## Task to carry out
Please quote the material exactly, every line of it.

Dataset rows:
* * * * * * *

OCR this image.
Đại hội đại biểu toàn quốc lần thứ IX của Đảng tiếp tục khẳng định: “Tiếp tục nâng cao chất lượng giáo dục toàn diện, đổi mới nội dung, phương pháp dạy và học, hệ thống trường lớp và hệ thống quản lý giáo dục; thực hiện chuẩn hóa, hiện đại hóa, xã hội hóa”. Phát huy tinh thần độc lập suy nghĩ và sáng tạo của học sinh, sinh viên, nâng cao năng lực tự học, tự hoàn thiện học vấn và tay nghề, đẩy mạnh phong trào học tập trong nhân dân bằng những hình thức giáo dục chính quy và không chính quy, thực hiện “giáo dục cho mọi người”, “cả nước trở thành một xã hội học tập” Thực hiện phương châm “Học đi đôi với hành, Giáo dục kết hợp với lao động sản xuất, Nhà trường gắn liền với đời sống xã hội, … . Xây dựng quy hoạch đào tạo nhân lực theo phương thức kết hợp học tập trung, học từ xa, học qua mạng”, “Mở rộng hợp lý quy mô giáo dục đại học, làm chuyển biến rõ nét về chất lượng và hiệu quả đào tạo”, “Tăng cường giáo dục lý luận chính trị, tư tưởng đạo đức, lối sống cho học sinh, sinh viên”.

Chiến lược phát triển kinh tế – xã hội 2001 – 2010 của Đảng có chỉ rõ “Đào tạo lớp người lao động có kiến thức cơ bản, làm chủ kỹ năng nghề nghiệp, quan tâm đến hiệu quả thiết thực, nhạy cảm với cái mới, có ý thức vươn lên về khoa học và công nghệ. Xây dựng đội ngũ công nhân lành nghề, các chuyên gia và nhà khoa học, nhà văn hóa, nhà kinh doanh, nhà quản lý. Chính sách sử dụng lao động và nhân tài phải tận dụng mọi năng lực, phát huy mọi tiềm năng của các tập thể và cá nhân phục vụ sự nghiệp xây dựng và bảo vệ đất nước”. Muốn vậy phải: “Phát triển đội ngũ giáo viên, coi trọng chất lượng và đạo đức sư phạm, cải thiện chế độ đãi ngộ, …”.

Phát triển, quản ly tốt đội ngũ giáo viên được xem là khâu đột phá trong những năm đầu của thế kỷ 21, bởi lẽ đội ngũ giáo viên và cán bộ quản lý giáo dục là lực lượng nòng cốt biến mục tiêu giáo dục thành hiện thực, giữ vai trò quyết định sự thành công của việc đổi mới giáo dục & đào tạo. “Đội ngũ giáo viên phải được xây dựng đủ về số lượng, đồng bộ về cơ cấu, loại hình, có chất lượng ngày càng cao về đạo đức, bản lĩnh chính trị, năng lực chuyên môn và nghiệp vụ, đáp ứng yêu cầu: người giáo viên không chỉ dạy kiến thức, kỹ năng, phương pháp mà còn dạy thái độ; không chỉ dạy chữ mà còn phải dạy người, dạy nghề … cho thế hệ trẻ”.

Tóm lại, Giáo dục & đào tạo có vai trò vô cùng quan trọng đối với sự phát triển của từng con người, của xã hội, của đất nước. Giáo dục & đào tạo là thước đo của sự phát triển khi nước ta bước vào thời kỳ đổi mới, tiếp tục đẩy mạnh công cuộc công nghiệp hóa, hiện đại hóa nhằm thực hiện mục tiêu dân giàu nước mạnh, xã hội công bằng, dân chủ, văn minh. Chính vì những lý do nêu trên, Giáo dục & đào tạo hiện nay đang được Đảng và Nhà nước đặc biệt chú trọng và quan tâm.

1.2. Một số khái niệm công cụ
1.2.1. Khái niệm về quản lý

* * * * * * *

## Expected answer
OCR this image.
Đại hội đại biểu toàn quốc lần thứ IX của Đảng tiếp tục khẳng định: “Tiếp tục nâng cao chất lượng giáo dục toàn diện, đổi mới nội dung, phương pháp dạy và học, hệ thống trường lớp và hệ thống quản lý giáo dục; thực hiện chuẩn hóa, hiện đại hóa, xã hội hóa”. Phát huy tinh thần độc lập suy nghĩ và sáng tạo của học sinh, sinh viên, nâng cao năng lực tự học, tự hoàn thiện học vấn và tay nghề, đẩy mạnh phong trào học tập trong nhân dân bằng những hình thức giáo dục chính quy và không chính quy, thực hiện “giáo dục cho mọi người”, “cả nước trở thành một xã hội học tập” Thực hiện phương châm “Học đi đôi với hành, Giáo dục kết hợp với lao động sản xuất, Nhà trường gắn liền với đời sống xã hội, … . Xây dựng quy hoạch đào tạo nhân lực theo phương thức kết hợp học tập trung, học từ xa, học qua mạng”, “Mở rộng hợp lý quy mô giáo dục đại học, làm chuyển biến rõ nét về chất lượng và hiệu quả đào tạo”, “Tăng cường giáo dục lý luận chính trị, tư tưởng đạo đức, lối sống cho học sinh, sinh viên”.

Chiến lược phát triển kinh tế – xã hội 2001 – 2010 của Đảng có chỉ rõ “Đào tạo lớp người lao động có kiến thức cơ bản, làm chủ kỹ năng nghề nghiệp, quan tâm đến hiệu quả thiết thực, nhạy cảm với cái mới, có ý thức vươn lên về khoa học và công nghệ. Xây dựng đội ngũ công nhân lành nghề, các chuyên gia và nhà khoa học, nhà văn hóa, nhà kinh doanh, nhà quản lý. Chính sách sử dụng lao động và nhân tài phải tận dụng mọi năng lực, phát huy mọi tiềm năng của các tập thể và cá nhân phục vụ sự nghiệp xây dựng và bảo vệ đất nước”. Muốn vậy phải: “Phát triển đội ngũ giáo viên, coi trọng chất lượng và đạo đức sư phạm, cải thiện chế độ đãi ngộ, …”.

Phát triển, quản ly tốt đội ngũ giáo viên được xem là khâu đột phá trong những năm đầu của thế kỷ 21, bởi lẽ đội ngũ giáo viên và cán bộ quản lý giáo dục là lực lượng nòng cốt biến mục tiêu giáo dục thành hiện thực, giữ vai trò quyết định sự thành công của việc đổi mới giáo dục & đào tạo. “Đội ngũ giáo viên phải được xây dựng đủ về số lượng, đồng bộ về cơ cấu, loại hình, có chất lượng ngày càng cao về đạo đức, bản lĩnh chính trị, năng lực chuyên môn và nghiệp vụ, đáp ứng yêu cầu: người giáo viên không chỉ dạy kiến thức, kỹ năng, phương pháp mà còn dạy thái độ; không chỉ dạy chữ mà còn phải dạy người, dạy nghề … cho thế hệ trẻ”.

Tóm lại, Giáo dục & đào tạo có vai trò vô cùng quan trọng đối với sự phát triển của từng con người, của xã hội, của đất nước. Giáo dục & đào tạo là thước đo của sự phát triển khi nước ta bước vào thời kỳ đổi mới, tiếp tục đẩy mạnh công cuộc công nghiệp hóa, hiện đại hóa nhằm thực hiện mục tiêu dân giàu nước mạnh, xã hội công bằng, dân chủ, văn minh. Chính vì những lý do nêu trên, Giáo dục & đào tạo hiện nay đang được Đảng và Nhà nước đặc biệt chú trọng và quan tâm.

1.2. Một số khái niệm công cụ
1.2.1. Khái niệm về quản lý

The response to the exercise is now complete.